• [MATERIAL SHOWN]
==================================================

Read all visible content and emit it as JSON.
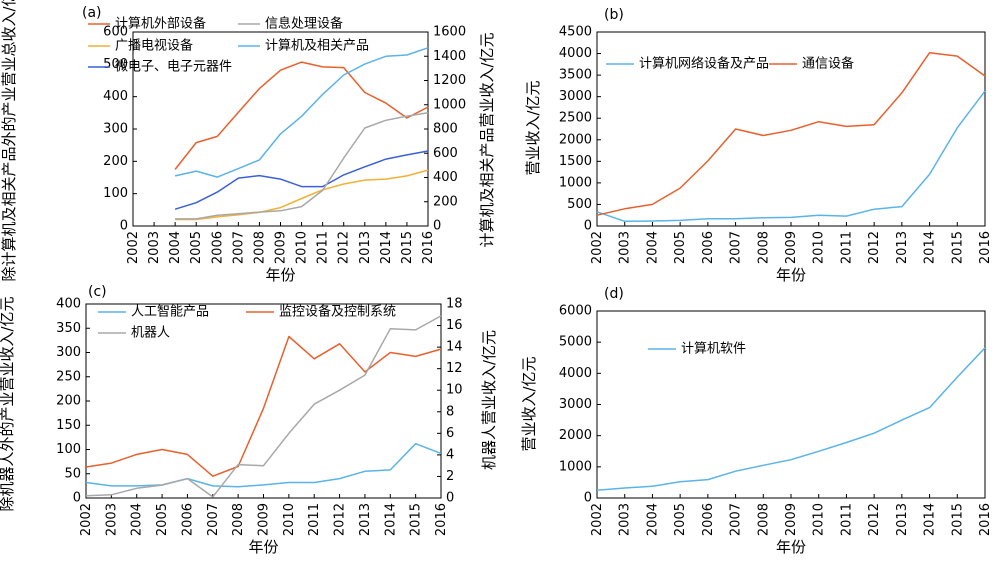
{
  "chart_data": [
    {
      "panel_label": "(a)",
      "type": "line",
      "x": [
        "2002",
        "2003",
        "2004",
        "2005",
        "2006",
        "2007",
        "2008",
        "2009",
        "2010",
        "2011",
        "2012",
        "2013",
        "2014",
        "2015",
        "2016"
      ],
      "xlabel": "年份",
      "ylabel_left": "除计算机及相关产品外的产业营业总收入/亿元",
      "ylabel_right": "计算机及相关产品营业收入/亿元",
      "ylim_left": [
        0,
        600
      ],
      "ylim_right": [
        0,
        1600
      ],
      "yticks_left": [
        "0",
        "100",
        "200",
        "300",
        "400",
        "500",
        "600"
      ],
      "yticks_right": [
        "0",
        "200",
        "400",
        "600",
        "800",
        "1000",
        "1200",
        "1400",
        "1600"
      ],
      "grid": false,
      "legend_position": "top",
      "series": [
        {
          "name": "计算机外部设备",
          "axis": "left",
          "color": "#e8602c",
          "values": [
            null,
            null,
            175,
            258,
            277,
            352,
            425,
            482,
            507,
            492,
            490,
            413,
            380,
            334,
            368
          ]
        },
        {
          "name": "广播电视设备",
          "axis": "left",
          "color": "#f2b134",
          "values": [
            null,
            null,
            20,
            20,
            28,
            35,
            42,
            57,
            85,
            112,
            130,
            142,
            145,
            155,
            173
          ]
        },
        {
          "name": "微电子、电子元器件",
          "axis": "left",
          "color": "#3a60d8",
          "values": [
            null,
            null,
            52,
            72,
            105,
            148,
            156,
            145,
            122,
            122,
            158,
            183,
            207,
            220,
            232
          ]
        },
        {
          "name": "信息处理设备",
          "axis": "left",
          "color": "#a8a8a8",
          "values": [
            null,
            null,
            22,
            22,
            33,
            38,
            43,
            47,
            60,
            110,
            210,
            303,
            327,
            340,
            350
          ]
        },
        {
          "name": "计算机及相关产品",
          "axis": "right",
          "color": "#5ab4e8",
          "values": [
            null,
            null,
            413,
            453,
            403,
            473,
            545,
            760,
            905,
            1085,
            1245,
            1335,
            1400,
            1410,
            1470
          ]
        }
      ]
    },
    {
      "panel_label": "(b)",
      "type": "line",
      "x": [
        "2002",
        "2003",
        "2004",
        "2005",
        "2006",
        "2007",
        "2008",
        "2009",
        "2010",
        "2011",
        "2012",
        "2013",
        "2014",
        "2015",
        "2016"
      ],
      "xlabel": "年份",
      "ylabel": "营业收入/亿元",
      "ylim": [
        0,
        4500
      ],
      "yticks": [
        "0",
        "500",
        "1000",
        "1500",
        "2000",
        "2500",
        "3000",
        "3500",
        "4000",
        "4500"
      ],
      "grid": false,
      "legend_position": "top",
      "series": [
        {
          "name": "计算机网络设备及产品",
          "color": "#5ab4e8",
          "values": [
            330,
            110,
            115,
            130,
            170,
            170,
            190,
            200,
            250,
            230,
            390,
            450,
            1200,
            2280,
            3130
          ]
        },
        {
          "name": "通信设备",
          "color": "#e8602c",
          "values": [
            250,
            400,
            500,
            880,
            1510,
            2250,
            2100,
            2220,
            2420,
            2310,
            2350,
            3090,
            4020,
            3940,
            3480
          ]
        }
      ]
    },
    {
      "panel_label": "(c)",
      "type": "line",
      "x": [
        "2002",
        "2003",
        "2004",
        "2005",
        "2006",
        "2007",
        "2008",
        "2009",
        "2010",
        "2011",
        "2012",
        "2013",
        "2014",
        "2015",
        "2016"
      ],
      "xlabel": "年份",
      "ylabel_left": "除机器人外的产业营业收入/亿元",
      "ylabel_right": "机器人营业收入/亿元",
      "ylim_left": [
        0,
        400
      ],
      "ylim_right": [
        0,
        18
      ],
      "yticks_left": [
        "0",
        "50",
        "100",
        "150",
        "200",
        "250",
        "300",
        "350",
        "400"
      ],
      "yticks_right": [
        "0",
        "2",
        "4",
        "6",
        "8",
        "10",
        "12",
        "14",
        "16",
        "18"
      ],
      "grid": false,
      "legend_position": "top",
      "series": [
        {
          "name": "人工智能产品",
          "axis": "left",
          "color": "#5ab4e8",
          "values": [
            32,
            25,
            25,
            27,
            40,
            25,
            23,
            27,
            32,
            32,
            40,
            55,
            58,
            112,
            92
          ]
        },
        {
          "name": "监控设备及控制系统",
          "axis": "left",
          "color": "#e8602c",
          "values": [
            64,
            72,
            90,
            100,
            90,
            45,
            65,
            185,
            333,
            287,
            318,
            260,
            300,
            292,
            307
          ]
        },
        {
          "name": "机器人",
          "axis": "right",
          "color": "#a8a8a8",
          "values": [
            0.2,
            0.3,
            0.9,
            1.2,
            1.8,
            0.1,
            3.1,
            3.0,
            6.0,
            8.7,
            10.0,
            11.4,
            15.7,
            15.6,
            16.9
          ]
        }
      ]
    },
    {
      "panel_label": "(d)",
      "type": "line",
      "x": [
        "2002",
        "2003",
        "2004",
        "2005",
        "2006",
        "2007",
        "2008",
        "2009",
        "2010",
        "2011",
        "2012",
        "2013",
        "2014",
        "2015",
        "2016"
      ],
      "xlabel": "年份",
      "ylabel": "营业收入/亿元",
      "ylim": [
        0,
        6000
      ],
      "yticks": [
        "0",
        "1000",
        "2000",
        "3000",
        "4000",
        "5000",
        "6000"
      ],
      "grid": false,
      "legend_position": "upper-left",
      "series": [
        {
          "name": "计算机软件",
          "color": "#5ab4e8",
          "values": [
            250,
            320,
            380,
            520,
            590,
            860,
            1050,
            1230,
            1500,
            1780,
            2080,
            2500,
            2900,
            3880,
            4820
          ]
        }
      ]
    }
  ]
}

==================================================

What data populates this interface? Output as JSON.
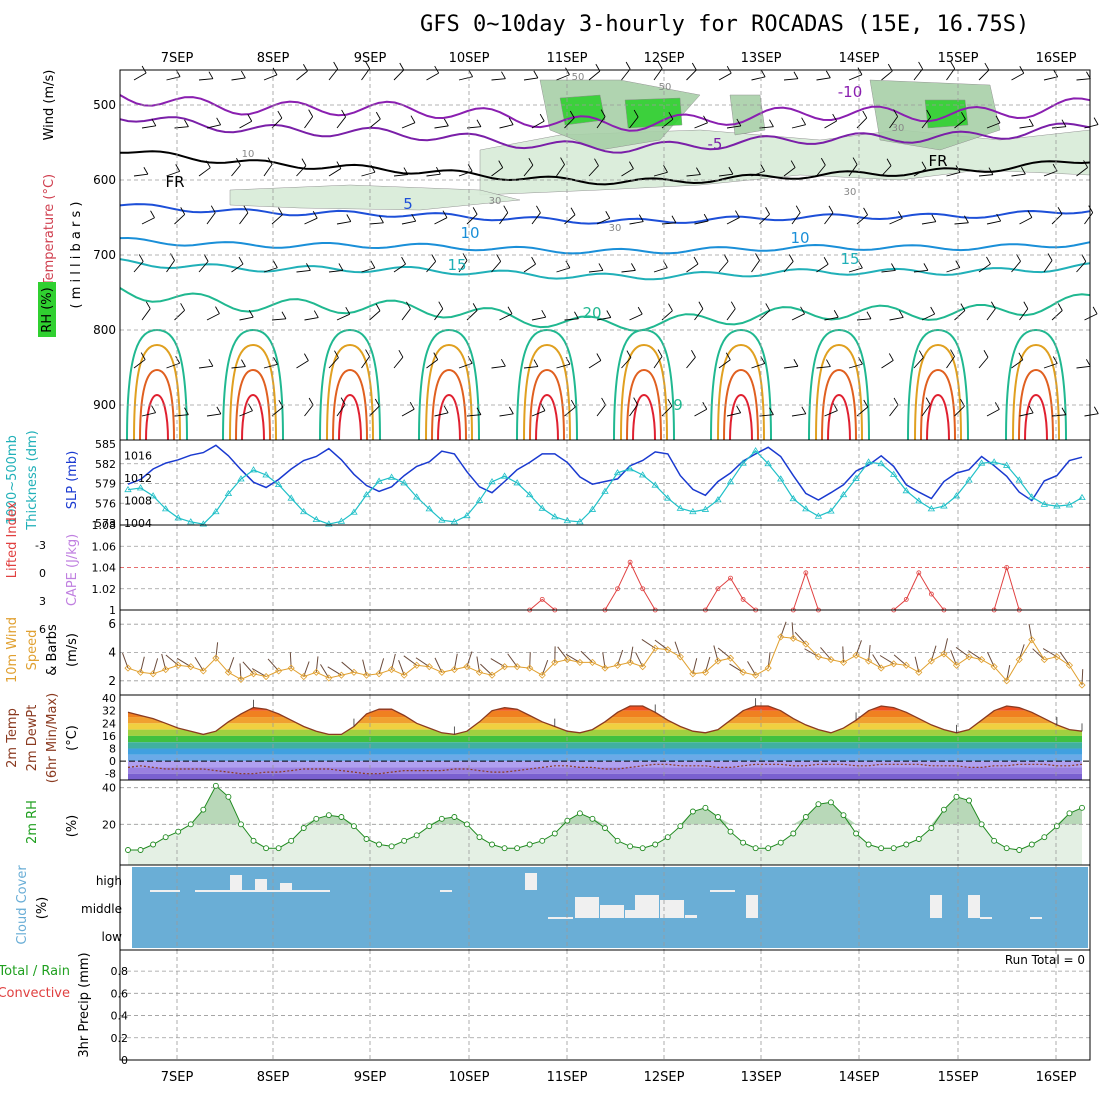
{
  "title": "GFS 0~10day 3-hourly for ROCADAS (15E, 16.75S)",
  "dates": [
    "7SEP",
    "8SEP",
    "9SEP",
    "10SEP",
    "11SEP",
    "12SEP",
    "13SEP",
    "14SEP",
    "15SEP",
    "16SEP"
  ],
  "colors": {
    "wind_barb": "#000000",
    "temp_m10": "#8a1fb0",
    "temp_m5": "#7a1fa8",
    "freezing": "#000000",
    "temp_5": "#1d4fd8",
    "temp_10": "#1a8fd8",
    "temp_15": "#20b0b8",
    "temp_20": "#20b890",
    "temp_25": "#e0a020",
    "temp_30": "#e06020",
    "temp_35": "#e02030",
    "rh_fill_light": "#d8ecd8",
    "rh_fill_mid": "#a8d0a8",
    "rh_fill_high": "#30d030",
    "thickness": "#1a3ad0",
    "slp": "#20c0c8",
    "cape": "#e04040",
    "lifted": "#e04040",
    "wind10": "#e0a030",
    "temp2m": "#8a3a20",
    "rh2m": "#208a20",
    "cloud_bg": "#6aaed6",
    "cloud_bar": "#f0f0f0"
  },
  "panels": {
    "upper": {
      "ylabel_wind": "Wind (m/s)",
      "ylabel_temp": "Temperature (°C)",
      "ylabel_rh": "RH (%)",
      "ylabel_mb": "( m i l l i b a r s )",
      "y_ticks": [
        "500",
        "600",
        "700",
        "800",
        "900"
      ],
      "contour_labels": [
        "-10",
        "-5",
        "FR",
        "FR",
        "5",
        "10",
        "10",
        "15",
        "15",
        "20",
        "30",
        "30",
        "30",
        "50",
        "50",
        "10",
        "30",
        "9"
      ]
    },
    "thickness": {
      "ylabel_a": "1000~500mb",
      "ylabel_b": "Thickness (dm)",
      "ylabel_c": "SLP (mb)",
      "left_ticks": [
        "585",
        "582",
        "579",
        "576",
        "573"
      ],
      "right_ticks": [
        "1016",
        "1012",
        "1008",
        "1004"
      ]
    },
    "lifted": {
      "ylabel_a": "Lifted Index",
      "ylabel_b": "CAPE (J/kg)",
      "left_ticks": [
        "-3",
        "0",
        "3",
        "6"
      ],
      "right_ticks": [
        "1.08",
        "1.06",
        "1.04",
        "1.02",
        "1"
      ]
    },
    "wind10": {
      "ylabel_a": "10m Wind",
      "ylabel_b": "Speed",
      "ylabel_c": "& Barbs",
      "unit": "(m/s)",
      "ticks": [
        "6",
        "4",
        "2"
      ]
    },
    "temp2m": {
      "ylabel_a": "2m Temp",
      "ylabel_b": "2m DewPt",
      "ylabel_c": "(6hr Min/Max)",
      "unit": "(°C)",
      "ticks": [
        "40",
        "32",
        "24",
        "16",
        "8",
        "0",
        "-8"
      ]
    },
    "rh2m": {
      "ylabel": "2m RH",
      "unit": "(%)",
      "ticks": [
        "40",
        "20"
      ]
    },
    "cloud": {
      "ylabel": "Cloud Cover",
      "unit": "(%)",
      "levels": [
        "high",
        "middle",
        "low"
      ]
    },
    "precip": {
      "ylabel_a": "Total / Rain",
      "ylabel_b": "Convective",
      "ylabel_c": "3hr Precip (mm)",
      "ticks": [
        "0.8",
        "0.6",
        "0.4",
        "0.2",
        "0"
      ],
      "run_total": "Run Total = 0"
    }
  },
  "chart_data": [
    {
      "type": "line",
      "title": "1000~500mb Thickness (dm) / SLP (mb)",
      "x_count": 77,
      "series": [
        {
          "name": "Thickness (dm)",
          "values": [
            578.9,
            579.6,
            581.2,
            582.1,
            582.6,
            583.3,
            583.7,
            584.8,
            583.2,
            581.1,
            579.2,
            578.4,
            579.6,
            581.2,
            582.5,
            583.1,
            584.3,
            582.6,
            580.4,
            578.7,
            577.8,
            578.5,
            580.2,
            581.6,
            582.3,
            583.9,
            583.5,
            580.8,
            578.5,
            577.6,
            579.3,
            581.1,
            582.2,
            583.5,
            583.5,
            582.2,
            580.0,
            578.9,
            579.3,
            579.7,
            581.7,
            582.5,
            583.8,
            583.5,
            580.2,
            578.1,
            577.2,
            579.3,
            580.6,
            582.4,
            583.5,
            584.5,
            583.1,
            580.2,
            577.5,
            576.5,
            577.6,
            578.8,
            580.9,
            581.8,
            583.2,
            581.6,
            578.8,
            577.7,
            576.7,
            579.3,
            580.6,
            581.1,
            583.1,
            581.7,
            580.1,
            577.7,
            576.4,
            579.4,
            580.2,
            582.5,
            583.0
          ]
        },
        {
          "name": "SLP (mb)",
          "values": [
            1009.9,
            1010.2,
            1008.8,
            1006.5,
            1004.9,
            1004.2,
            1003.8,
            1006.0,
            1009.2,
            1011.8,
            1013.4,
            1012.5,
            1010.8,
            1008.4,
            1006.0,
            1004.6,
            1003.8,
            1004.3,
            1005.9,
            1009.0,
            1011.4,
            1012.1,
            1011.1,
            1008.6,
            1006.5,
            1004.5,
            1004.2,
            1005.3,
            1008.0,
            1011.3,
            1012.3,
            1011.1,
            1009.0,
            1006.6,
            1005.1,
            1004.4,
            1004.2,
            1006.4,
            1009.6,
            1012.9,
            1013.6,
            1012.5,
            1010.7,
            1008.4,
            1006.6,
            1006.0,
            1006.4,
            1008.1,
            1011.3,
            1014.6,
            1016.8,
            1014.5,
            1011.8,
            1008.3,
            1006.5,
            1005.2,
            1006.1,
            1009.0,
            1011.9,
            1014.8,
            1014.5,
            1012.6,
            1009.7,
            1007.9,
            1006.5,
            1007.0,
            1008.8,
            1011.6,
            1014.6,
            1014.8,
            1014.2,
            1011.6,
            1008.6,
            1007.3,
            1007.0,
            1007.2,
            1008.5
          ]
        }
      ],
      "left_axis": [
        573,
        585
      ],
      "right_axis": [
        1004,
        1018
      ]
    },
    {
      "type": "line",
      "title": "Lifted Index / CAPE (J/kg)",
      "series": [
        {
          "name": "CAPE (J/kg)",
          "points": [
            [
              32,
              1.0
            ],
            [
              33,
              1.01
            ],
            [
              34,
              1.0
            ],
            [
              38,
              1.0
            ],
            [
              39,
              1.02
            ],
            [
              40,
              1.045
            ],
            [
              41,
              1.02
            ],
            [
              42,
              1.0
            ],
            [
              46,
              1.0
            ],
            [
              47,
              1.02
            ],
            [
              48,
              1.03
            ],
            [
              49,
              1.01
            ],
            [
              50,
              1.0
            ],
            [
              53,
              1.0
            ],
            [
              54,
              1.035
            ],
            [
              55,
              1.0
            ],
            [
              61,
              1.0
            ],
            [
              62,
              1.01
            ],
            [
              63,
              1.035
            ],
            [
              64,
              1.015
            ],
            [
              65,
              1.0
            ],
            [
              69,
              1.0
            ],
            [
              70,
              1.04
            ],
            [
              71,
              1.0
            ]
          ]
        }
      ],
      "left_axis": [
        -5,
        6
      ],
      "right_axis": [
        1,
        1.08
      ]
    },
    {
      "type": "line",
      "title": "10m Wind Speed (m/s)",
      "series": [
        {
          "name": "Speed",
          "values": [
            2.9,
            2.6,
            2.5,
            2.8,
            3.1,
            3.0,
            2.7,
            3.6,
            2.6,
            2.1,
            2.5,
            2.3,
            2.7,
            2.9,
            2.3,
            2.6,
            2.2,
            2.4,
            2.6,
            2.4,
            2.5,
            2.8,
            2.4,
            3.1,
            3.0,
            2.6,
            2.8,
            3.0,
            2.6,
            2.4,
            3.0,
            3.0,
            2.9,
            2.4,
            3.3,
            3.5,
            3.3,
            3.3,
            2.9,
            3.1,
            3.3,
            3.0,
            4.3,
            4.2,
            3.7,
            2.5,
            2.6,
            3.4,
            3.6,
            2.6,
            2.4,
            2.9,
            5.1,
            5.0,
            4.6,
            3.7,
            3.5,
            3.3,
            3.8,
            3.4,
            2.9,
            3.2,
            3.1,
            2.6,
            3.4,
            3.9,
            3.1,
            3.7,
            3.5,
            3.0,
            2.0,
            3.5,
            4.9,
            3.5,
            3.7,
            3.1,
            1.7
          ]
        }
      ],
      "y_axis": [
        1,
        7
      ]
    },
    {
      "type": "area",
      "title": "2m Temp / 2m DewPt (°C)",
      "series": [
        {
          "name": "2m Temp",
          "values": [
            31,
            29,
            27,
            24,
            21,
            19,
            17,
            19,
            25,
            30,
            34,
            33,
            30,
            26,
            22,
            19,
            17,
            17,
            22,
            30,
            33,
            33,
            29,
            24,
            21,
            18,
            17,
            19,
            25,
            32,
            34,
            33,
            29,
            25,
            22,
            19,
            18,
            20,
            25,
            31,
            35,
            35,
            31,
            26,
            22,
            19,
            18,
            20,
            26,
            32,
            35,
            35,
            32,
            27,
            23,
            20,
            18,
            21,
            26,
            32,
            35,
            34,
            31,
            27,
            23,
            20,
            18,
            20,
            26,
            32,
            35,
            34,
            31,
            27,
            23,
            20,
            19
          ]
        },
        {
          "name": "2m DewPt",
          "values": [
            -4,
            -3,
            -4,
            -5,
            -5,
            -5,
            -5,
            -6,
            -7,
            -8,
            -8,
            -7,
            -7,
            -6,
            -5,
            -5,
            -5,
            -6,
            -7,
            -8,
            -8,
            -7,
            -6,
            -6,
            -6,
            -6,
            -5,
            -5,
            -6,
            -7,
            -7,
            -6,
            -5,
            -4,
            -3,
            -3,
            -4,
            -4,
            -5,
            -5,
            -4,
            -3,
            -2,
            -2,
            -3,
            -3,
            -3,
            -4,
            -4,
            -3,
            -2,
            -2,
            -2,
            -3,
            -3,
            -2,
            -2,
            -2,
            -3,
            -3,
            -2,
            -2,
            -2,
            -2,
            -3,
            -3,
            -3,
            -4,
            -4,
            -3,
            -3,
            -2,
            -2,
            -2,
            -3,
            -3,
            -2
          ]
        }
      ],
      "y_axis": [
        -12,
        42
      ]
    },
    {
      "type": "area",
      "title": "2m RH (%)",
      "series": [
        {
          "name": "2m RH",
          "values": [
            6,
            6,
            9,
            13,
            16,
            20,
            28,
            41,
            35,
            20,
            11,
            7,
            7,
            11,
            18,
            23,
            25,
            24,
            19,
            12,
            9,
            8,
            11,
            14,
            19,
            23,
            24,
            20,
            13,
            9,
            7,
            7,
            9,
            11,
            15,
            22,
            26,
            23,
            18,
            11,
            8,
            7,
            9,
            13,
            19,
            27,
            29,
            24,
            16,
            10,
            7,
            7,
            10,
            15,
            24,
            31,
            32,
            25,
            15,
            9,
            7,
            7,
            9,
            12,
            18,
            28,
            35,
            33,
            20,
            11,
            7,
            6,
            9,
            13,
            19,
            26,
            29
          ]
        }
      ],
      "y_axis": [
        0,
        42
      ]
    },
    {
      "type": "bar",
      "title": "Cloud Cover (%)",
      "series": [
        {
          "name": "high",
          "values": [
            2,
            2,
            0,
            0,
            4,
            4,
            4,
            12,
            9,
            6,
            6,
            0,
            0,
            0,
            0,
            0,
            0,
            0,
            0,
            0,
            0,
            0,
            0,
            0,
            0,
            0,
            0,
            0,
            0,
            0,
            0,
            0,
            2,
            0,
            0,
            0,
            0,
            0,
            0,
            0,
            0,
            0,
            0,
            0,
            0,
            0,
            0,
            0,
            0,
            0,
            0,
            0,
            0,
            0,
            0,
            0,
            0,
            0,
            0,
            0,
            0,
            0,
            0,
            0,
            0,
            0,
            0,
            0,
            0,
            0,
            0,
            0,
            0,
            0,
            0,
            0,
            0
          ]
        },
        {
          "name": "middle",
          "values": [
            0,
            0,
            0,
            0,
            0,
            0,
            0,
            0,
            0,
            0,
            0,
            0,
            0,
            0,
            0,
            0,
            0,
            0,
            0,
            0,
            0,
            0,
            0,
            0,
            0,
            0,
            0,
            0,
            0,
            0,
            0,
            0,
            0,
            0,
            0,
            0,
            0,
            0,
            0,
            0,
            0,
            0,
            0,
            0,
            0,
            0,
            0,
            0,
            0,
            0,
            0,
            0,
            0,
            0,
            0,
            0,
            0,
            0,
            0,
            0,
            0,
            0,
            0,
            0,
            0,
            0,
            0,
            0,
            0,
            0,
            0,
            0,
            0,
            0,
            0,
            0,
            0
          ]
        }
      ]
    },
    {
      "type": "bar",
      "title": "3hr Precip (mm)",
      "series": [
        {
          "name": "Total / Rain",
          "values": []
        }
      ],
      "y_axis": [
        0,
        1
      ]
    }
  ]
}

==================================================

• [GIVEN EXERCISE]
Where a line of the records above holds the word "Index", copy that line.

• [OUTPUT]
      "ylabel_a": "Lifted Index",
      "title": "Lifted Index / CAPE (J/kg)",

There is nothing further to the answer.